◆ Brief ◆
Seek out every line containing the word "номенклатуры", and copy each.

###

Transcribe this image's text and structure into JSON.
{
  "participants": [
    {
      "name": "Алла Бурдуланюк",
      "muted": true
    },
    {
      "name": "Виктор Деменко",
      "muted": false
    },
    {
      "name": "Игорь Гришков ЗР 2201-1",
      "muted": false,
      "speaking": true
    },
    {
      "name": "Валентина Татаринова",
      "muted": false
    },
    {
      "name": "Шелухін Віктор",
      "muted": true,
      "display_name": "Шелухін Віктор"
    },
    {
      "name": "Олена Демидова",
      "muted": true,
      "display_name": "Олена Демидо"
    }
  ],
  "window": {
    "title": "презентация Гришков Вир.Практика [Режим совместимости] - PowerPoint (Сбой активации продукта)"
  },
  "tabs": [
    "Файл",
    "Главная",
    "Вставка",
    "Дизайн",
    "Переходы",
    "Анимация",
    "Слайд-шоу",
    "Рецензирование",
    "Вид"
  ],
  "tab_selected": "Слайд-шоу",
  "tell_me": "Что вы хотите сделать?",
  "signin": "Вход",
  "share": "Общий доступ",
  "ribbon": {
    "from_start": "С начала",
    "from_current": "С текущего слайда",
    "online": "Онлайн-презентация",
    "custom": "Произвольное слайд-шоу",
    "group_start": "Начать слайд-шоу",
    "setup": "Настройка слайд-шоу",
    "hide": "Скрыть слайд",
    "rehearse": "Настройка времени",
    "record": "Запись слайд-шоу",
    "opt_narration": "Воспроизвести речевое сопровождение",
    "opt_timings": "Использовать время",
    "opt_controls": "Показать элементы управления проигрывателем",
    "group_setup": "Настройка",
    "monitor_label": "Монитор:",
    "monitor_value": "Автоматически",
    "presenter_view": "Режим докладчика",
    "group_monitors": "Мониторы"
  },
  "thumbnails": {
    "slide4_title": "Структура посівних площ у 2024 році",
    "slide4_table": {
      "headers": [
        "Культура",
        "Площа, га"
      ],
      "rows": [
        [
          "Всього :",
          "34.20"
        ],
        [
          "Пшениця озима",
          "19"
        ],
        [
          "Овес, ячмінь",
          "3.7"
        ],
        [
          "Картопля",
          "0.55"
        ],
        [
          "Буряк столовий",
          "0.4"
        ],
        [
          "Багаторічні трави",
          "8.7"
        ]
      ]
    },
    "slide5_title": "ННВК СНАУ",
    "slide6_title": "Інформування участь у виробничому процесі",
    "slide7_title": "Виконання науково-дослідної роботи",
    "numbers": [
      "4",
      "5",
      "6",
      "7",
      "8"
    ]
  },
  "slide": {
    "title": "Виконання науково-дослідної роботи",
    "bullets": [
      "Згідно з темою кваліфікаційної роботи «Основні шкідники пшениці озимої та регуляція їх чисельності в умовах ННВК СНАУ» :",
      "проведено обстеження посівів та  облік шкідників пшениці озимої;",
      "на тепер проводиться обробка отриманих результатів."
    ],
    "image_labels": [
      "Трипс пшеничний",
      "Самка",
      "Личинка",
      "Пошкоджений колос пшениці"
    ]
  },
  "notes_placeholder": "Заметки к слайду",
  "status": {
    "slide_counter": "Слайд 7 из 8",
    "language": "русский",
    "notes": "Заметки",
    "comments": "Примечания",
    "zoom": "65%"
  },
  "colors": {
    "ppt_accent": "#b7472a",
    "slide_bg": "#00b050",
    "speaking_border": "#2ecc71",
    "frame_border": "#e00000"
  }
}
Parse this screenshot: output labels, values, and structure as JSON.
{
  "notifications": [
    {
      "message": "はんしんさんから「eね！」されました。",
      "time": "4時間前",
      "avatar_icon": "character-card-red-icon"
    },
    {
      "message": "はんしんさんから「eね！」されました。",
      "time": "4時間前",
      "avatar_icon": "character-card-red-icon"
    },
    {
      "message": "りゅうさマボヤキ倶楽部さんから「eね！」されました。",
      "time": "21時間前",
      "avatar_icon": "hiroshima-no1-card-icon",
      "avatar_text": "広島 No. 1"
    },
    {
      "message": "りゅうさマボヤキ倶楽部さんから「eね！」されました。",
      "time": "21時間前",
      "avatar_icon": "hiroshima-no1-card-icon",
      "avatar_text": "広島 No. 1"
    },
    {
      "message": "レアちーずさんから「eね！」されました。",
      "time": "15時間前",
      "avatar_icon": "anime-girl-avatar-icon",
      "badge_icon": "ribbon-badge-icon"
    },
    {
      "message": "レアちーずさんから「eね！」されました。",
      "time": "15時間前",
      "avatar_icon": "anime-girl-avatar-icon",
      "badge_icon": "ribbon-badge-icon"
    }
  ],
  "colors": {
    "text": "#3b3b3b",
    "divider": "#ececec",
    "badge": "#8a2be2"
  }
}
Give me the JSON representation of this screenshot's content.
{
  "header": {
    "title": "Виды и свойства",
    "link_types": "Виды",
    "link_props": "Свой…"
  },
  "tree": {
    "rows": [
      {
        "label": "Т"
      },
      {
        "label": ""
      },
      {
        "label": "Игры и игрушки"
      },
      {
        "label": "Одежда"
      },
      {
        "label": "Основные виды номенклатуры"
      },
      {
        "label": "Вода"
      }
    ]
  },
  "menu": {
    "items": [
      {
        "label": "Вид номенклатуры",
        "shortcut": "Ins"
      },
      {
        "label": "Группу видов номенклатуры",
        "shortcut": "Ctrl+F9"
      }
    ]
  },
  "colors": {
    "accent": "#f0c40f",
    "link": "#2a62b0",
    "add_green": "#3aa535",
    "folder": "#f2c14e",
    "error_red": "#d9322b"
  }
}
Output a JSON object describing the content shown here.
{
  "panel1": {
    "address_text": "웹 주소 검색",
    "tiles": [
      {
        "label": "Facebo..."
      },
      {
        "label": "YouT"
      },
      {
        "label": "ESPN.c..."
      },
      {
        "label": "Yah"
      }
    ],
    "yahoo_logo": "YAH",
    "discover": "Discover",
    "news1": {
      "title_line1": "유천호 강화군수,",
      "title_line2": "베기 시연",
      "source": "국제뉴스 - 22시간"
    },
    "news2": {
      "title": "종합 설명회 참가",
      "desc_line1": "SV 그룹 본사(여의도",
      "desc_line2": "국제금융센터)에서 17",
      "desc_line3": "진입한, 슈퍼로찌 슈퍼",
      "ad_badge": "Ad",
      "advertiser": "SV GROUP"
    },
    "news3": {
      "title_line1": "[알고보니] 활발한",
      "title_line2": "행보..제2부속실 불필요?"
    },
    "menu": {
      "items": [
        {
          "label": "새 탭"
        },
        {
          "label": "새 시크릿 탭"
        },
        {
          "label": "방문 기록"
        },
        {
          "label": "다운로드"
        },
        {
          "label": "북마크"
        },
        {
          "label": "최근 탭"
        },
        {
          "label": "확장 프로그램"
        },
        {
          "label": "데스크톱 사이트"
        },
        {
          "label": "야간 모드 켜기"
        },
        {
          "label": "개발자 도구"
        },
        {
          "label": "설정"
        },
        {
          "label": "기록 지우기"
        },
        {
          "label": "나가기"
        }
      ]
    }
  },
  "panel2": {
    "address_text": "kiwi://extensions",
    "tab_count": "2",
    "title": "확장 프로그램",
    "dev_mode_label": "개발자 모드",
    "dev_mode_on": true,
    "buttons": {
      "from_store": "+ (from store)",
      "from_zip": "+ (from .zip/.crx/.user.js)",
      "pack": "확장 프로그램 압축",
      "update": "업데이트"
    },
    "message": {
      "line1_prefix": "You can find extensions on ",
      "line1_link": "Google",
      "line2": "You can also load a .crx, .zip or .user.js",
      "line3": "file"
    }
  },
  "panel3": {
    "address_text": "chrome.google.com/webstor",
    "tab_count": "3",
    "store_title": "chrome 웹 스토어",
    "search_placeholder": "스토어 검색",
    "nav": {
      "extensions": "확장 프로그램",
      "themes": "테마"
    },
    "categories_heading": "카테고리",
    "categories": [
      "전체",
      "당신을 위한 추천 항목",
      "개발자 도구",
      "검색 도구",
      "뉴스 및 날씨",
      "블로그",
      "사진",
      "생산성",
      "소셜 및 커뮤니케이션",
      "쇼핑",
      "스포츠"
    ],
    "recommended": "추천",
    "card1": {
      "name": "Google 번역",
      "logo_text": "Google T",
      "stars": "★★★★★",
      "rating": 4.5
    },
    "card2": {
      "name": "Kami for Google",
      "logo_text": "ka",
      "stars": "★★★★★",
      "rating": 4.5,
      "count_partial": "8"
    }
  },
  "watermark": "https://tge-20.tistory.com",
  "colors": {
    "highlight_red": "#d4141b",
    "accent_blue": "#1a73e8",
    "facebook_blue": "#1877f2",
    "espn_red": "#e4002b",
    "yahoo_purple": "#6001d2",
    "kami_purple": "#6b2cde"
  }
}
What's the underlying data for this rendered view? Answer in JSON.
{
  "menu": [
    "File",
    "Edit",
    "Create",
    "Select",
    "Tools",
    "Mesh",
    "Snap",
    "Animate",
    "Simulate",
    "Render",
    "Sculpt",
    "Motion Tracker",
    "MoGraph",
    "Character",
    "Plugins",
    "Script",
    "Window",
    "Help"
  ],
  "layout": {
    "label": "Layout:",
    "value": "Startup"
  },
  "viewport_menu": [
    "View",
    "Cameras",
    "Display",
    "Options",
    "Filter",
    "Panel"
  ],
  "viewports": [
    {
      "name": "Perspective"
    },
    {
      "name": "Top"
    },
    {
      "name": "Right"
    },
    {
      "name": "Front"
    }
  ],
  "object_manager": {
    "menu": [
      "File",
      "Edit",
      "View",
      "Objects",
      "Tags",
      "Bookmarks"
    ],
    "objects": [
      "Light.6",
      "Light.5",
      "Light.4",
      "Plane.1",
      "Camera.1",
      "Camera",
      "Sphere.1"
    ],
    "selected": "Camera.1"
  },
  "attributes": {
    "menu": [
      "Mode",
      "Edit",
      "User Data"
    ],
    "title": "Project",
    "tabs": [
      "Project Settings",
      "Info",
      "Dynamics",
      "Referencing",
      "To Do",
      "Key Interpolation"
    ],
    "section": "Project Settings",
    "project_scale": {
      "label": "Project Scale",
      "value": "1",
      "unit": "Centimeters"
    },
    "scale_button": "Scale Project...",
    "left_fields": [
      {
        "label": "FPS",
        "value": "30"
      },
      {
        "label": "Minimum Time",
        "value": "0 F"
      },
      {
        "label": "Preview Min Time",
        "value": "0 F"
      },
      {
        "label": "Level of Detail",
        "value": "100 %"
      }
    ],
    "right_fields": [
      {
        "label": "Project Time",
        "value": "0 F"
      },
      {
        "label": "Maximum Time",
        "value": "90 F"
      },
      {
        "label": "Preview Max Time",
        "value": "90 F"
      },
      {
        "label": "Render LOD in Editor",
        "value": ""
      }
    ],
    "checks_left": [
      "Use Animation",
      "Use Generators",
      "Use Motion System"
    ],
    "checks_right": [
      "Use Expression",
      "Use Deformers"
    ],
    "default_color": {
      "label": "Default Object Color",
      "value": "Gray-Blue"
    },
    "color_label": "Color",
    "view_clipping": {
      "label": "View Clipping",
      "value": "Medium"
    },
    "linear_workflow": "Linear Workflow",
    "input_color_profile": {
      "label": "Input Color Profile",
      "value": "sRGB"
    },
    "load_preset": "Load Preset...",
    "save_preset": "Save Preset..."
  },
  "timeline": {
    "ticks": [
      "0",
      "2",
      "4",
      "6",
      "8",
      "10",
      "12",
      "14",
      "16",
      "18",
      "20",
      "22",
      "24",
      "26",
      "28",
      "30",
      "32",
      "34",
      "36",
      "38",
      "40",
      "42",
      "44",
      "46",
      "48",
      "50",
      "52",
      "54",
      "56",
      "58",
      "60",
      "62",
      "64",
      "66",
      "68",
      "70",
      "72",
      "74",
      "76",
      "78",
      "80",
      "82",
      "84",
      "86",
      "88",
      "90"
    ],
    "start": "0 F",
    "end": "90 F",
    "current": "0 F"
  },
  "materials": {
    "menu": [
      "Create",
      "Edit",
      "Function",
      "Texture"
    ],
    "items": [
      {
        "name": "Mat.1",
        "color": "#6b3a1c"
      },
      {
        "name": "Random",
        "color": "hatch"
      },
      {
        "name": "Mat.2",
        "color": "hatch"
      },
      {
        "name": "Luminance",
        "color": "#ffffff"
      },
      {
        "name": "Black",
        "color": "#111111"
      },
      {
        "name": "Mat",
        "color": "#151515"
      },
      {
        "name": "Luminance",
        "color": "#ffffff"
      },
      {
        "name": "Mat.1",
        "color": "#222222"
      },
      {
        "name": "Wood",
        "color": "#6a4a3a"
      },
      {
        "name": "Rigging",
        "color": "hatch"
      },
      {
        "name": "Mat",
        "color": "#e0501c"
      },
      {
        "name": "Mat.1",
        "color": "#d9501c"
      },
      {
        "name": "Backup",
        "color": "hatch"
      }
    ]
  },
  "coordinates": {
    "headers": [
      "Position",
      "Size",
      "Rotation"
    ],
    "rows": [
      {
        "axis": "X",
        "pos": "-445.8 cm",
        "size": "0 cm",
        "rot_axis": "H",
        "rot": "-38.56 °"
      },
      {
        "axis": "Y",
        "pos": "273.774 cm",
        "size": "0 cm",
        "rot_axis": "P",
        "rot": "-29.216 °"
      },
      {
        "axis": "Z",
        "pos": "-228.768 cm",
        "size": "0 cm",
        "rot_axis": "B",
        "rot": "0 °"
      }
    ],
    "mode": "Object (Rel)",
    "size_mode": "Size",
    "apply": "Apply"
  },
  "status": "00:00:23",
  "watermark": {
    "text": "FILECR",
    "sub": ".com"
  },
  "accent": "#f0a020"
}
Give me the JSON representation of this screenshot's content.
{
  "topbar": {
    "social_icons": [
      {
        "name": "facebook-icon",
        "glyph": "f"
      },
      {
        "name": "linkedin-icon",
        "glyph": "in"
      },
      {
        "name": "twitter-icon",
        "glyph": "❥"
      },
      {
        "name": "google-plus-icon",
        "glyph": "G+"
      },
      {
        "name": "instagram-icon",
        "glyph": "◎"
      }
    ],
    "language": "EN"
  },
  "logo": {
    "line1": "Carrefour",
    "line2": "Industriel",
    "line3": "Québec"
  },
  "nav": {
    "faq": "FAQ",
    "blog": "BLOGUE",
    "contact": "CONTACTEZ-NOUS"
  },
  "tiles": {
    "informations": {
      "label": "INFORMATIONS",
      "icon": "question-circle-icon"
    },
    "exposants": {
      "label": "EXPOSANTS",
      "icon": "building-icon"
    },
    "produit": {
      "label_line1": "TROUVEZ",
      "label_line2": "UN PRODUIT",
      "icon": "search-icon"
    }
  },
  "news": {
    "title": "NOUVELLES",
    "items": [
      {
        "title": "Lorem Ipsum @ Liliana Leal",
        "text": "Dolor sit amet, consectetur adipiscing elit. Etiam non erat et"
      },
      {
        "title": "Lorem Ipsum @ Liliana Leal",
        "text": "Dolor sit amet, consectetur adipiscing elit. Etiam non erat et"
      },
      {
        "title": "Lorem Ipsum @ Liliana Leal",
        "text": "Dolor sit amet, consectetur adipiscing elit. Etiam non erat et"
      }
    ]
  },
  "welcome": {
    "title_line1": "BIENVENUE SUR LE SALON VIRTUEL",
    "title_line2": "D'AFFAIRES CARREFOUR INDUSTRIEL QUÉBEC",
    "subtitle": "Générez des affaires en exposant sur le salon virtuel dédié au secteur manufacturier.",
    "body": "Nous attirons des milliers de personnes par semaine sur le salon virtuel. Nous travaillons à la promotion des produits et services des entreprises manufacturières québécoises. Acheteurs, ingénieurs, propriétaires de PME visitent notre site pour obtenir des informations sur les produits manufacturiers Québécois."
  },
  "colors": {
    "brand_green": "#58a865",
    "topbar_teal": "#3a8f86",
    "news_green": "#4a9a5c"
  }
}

###

◆ Answer to the exercise ◆
        "label": "Основные виды номенклатуры"
        "label": "Вид номенклатуры",
        "label": "Группу видов номенклатуры",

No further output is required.